(Records from a dataset)
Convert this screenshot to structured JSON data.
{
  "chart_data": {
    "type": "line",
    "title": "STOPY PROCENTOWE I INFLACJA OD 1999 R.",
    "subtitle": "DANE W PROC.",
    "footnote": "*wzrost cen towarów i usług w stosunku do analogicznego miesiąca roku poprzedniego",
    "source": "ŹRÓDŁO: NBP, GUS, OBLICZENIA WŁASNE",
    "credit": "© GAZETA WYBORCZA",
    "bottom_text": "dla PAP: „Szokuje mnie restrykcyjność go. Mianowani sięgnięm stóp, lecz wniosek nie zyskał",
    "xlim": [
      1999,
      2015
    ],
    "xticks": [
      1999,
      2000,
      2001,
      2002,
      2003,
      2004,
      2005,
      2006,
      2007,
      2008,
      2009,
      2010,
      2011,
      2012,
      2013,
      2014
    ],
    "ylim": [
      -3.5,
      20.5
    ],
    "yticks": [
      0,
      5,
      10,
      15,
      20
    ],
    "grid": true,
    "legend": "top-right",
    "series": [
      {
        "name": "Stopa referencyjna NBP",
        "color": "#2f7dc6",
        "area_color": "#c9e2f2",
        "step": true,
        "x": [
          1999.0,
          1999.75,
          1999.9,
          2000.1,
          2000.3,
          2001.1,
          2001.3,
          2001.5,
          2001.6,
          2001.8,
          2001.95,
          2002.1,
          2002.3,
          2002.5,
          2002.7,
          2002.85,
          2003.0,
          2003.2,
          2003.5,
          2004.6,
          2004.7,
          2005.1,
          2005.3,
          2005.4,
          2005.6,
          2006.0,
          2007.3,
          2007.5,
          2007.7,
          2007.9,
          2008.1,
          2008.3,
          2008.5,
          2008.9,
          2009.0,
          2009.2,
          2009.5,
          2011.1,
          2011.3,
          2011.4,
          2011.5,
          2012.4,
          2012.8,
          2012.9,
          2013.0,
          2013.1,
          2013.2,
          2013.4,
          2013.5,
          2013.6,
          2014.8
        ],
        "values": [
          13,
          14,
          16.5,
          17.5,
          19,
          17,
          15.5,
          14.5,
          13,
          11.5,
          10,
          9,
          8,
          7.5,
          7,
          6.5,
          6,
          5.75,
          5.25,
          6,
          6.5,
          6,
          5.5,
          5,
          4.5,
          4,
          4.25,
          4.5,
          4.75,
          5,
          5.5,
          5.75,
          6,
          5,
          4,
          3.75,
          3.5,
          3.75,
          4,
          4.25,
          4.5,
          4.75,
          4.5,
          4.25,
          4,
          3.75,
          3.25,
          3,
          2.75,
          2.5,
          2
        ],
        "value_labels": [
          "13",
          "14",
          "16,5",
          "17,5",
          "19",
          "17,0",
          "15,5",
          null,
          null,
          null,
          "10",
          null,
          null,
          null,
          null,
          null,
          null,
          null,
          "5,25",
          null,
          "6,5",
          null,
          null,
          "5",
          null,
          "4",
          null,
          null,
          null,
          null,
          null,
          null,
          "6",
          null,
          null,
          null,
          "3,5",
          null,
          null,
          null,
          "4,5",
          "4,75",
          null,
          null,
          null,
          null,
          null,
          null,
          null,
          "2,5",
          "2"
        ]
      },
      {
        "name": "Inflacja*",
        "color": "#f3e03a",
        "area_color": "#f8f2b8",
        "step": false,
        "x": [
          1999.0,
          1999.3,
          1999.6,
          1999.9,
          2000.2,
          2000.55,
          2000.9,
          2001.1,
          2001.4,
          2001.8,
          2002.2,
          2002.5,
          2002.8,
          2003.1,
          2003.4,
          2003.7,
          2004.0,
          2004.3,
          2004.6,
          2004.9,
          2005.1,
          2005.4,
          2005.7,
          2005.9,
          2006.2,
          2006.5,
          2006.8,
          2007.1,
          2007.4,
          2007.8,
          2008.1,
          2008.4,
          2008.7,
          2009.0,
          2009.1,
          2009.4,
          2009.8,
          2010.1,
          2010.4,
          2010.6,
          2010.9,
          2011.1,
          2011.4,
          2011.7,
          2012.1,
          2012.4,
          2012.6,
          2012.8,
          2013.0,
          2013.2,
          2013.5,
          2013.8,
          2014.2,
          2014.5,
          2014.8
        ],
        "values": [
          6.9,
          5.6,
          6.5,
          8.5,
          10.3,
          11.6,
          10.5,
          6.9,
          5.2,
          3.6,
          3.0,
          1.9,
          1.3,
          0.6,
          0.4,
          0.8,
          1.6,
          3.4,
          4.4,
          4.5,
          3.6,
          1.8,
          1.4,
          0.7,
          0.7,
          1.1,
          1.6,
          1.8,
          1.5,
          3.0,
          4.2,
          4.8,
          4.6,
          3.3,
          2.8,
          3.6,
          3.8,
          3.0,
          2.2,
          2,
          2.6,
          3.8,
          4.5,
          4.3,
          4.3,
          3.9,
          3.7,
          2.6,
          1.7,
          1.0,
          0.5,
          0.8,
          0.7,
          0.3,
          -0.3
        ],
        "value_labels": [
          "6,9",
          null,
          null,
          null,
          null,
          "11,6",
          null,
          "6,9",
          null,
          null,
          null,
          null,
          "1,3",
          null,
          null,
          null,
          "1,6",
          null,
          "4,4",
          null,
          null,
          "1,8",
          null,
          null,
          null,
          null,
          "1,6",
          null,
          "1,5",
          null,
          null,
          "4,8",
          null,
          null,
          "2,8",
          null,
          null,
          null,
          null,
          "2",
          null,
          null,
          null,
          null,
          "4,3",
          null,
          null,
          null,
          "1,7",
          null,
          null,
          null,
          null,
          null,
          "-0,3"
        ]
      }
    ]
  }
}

EXERCISE REQUIREMENTS = Collect the lines of the data that carry the word "name".

OUTPUT =
        "name": "Stopa referencyjna NBP",
        "name": "Inflacja*",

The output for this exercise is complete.